* Start Task input *

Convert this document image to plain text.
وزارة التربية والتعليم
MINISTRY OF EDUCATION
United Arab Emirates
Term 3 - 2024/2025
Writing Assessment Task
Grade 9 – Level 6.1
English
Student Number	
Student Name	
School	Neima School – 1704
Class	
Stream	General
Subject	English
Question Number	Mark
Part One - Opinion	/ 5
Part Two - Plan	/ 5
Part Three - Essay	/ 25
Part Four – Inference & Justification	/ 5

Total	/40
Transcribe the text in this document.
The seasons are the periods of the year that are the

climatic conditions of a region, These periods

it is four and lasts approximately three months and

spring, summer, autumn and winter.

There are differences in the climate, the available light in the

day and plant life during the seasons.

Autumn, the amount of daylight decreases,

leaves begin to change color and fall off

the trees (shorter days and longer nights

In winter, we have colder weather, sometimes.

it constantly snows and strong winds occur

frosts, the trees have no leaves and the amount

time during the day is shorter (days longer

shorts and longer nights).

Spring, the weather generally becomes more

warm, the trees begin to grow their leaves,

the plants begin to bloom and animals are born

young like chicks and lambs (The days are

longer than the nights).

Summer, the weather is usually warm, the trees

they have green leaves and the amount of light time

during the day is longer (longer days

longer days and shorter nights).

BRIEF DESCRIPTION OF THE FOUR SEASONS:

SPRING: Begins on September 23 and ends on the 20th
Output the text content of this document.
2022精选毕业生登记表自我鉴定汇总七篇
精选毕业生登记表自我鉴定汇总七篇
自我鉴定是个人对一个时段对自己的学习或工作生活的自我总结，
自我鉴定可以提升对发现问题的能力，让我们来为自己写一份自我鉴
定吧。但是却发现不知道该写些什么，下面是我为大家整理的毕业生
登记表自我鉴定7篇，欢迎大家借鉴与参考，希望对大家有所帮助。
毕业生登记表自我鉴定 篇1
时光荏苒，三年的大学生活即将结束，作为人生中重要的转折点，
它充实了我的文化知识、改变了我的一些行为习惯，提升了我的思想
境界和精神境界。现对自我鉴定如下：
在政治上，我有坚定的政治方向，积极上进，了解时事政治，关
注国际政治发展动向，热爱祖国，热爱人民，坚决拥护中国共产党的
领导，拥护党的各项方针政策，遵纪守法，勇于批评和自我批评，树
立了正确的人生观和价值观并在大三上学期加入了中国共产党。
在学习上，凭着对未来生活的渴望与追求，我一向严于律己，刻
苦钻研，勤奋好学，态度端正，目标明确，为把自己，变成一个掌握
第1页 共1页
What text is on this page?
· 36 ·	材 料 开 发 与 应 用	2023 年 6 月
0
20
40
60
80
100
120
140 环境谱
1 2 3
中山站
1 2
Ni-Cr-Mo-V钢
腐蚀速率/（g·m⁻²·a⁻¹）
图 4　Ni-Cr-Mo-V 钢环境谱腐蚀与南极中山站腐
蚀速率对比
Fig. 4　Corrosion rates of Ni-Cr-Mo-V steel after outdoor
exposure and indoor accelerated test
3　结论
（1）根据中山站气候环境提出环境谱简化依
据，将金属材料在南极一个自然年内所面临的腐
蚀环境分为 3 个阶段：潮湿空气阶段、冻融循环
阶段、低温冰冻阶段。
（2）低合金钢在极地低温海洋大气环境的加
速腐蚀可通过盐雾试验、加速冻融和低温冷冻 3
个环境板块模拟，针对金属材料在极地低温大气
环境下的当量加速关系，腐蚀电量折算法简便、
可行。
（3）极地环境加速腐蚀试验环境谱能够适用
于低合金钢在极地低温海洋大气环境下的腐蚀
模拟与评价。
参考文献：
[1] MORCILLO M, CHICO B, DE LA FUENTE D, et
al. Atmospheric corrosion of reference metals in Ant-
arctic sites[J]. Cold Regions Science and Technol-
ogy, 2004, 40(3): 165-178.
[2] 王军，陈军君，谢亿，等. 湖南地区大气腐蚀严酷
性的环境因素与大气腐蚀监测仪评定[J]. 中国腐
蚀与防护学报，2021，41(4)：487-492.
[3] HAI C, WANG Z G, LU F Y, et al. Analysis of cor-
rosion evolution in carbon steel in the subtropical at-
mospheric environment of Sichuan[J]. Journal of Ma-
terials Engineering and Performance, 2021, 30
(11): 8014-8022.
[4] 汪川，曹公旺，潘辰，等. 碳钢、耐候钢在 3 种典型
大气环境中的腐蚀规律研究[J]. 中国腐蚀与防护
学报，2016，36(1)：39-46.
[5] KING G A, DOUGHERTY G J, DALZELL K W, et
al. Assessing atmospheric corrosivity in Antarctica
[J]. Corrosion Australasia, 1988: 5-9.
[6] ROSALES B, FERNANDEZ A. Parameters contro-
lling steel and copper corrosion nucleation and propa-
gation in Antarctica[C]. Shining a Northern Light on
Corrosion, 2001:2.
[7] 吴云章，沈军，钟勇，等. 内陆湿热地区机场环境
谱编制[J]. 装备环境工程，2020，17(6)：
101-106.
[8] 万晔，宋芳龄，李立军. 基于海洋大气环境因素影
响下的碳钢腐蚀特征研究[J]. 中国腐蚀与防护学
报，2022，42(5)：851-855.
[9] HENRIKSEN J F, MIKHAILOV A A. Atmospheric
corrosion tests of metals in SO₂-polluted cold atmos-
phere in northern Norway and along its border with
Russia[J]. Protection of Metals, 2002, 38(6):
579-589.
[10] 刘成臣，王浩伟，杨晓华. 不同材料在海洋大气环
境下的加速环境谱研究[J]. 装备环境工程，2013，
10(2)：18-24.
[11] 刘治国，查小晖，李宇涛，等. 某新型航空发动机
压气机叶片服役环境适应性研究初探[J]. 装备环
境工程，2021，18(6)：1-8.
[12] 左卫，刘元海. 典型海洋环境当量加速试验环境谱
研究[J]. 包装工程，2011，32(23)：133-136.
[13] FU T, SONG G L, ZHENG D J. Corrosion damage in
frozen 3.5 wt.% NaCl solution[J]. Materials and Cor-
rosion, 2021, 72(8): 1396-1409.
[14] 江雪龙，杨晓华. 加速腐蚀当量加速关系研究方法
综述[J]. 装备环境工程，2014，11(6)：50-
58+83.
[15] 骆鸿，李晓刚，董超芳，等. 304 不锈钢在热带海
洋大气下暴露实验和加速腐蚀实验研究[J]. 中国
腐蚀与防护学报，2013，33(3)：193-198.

* End Task input *

Task to complete >>
Search the data above for the string "have" and return every line that has it.

Right answer >>
In winter, we have colder weather, sometimes.
frosts, the trees have no leaves and the amount
they have green leaves and the amount of light time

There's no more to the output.